> [DO THIS]: Copy out every record below with complete accuracy.

Stored data
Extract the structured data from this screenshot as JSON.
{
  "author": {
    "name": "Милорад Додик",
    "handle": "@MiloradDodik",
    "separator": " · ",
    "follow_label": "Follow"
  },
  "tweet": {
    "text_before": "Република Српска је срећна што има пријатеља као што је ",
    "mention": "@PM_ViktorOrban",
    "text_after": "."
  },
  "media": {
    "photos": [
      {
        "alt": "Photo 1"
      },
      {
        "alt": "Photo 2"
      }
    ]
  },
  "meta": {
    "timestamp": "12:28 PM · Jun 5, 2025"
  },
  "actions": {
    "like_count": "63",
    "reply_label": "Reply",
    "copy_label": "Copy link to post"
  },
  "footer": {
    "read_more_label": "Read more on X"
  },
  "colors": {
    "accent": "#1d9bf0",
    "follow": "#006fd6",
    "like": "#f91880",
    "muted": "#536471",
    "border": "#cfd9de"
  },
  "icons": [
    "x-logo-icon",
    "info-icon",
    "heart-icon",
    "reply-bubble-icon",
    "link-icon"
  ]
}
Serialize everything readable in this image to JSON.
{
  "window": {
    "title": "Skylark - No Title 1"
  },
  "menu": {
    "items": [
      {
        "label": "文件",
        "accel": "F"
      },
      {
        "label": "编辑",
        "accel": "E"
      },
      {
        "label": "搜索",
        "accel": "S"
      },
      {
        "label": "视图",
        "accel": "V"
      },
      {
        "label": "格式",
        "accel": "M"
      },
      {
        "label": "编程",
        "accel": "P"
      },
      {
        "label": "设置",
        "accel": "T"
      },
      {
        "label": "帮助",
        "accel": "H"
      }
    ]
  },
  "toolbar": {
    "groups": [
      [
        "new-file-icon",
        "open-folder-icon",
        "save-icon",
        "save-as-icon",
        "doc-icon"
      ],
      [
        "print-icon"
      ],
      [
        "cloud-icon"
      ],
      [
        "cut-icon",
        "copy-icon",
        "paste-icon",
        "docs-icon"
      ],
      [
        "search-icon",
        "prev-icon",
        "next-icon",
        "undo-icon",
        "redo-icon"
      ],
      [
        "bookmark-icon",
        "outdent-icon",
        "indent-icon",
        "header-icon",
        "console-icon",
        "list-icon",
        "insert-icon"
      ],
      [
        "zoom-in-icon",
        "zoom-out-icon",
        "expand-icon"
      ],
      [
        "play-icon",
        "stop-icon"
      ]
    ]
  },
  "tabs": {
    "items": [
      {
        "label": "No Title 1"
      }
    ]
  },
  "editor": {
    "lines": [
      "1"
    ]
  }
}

> [RESPONSE BELOW]:
Extract the structured data from this screenshot as JSON.
{
  "author": {
    "name": "Милорад Додик",
    "handle": "@MiloradDodik",
    "separator": " · ",
    "follow_label": "Follow"
  },
  "tweet": {
    "text_before": "Република Српска је срећна што има пријатеља као што је ",
    "mention": "@PM_ViktorOrban",
    "text_after": "."
  },
  "media": {
    "photos": [
      {
        "alt": "Photo 1"
      },
      {
        "alt": "Photo 2"
      }
    ]
  },
  "meta": {
    "timestamp": "12:28 PM · Jun 5, 2025"
  },
  "actions": {
    "like_count": "63",
    "reply_label": "Reply",
    "copy_label": "Copy link to post"
  },
  "footer": {
    "read_more_label": "Read more on X"
  },
  "colors": {
    "accent": "#1d9bf0",
    "follow": "#006fd6",
    "like": "#f91880",
    "muted": "#536471",
    "border": "#cfd9de"
  },
  "icons": [
    "x-logo-icon",
    "info-icon",
    "heart-icon",
    "reply-bubble-icon",
    "link-icon"
  ]
}
Serialize everything readable in this image to JSON.
{
  "window": {
    "title": "Skylark - No Title 1"
  },
  "menu": {
    "items": [
      {
        "label": "文件",
        "accel": "F"
      },
      {
        "label": "编辑",
        "accel": "E"
      },
      {
        "label": "搜索",
        "accel": "S"
      },
      {
        "label": "视图",
        "accel": "V"
      },
      {
        "label": "格式",
        "accel": "M"
      },
      {
        "label": "编程",
        "accel": "P"
      },
      {
        "label": "设置",
        "accel": "T"
      },
      {
        "label": "帮助",
        "accel": "H"
      }
    ]
  },
  "toolbar": {
    "groups": [
      [
        "new-file-icon",
        "open-folder-icon",
        "save-icon",
        "save-as-icon",
        "doc-icon"
      ],
      [
        "print-icon"
      ],
      [
        "cloud-icon"
      ],
      [
        "cut-icon",
        "copy-icon",
        "paste-icon",
        "docs-icon"
      ],
      [
        "search-icon",
        "prev-icon",
        "next-icon",
        "undo-icon",
        "redo-icon"
      ],
      [
        "bookmark-icon",
        "outdent-icon",
        "indent-icon",
        "header-icon",
        "console-icon",
        "list-icon",
        "insert-icon"
      ],
      [
        "zoom-in-icon",
        "zoom-out-icon",
        "expand-icon"
      ],
      [
        "play-icon",
        "stop-icon"
      ]
    ]
  },
  "tabs": {
    "items": [
      {
        "label": "No Title 1"
      }
    ]
  },
  "editor": {
    "lines": [
      "1"
    ]
  }
}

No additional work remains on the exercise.